That's better. Now let's go ahead and conduct a regression on the data. We'll use the statsmodels library to conduct the regression.

import statsmodels.api as sm

regr_results = sm.OLS.from_formula('mosquitos ~ temperature + rainfall', data).fit()
regr_results.summary()

As you can see statsmodels lets us use the names of the columns in our dataframe to clearly specify the form of the statistical model we want to fit. This also makes the code more readable since the model we are fitting is written in a nice, human readable, manner. The summary method gives us a visual representation of the results. This summary is nice to look at, but it isn't really useful for doing more computation, so we can look up particular values related to the regression using the regr_results attributes. These are variables that are attached to regr_results.

regr_results.params

Intercept      17.545739
temperature     0.871943
rainfall        0.696717
dtype: float64

regr_results.rsquared

0.99696687369130499

If we want to hold onto these values for later we can assign them to variables:

parameters = regr_results.params
rsquared = regr_results.rsquared

And then we can plot the observed data against the values predicted by our regression to visualize the results. First, remember to tell the notebook that we want our plots to appear in the notebook itself.

%matplotlib inline

import matplotlib.pyplot as plt

predicted = parameters[0] + parameters[1] * data['temperature'] + parameters[2] * data['rainfall']
plt.plot(predicted, data['mosquitos'], 'ro')
min_mosquitos, max_mosquitos = min(data['mosquitos']), max(data['mosquitos'])
plt.plot([min_mosquitos, max_mosquitos], [min_mosquitos, max_mosquitos], 'k-')

[<matplotlib.lines.Line2D at 0x7fe6acffd748>]

OK, great. So putting this all together we now have a piece of code that imports the modules we need, loads the data into memory, fits a regression to the data, and stores the parameters and fit of data.

import pandas as pd
import statsmodels.api as sm
import matplotlib.pyplot as plt

data = pd.read_csv('data/A2_mosquito_data.csv')
data['temperature'] = (data['temperature'] - 32) * 5 / 9.0
regr_results = sm.OLS.from_formula('mosquitos ~ temperature + rainfall', data).fit()
parameters = regr_results.params
rsquared = regr_results.rsquared
predicted = parameters[0] + parameters[1] * data['temperature'] + parameters[2] * data['rainfall']
plt.plot(predicted, data['mosquitos'], 'ro')
min_mosquitos, max_mosquitos = min(data['mosquitos']), max(data['mosquitos'])
plt.plot([min_mosquitos, max_mosquitos], [min_mosquitos, max_mosquitos], 'k-')
print(parameters)
print("R^2 = ", rsquared)

AVAILABLE DATA

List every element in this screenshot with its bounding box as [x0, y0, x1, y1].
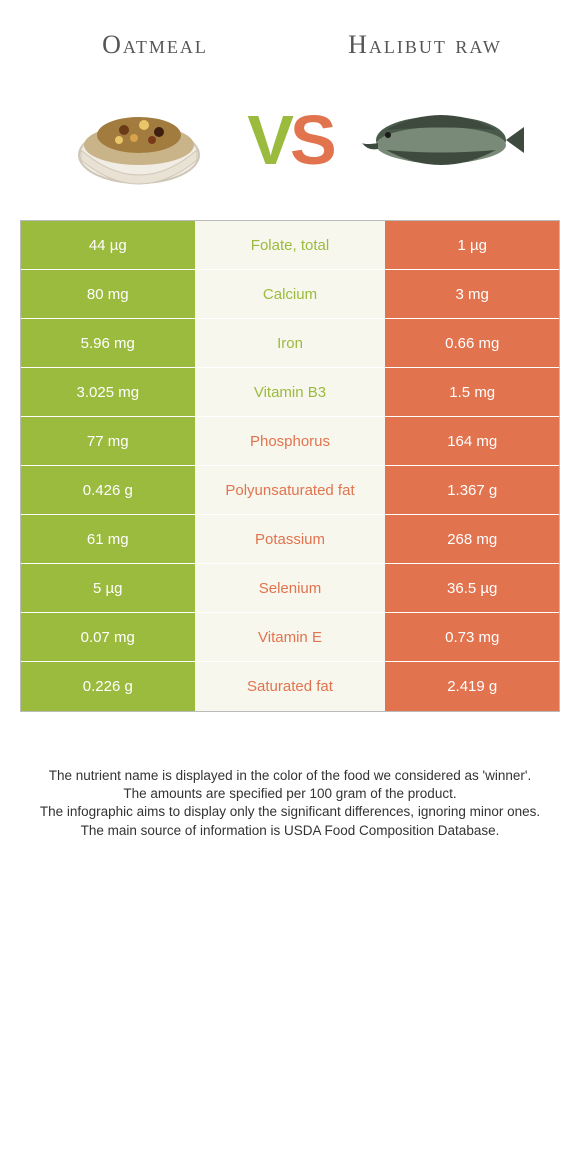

WORK INSTRUCTIONS
1) List every module that the code in the regression tutorial imports, with the alias each is given.
2) Answer these questions from the regression tutorial:
(a) Which library does the regression tutorial use to conduct the regression?
(b) What value does regr_results.rsquared return?
(c) From which file does the combined code load the data?
3) Transcribe the regression tutorial from "data['temperature'] = (data['temperature']" up to and including "print(parameters)".

EXPECTED RESPONSES
1)
statsmodels.api, imported as sm
matplotlib.pyplot, imported as plt
pandas, imported as pd

2)
(a) The statsmodels library.
(b) 0.99696687369130499
(c) data/A2_mosquito_data.csv

3)
data['temperature'] = (data['temperature'] - 32) * 5 / 9.0
regr_results = sm.OLS.from_formula('mosquitos ~ temperature + rainfall', data).fit()
parameters = regr_results.params
rsquared = regr_results.rsquared
predicted = parameters[0] + parameters[1] * data['temperature'] + parameters[2] * data['rainfall']
plt.plot(predicted, data['mosquitos'], 'ro')
min_mosquitos, max_mosquitos = min(data['mosquitos']), max(data['mosquitos'])
plt.plot([min_mosquitos, max_mosquitos], [min_mosquitos, max_mosquitos], 'k-')
print(parameters)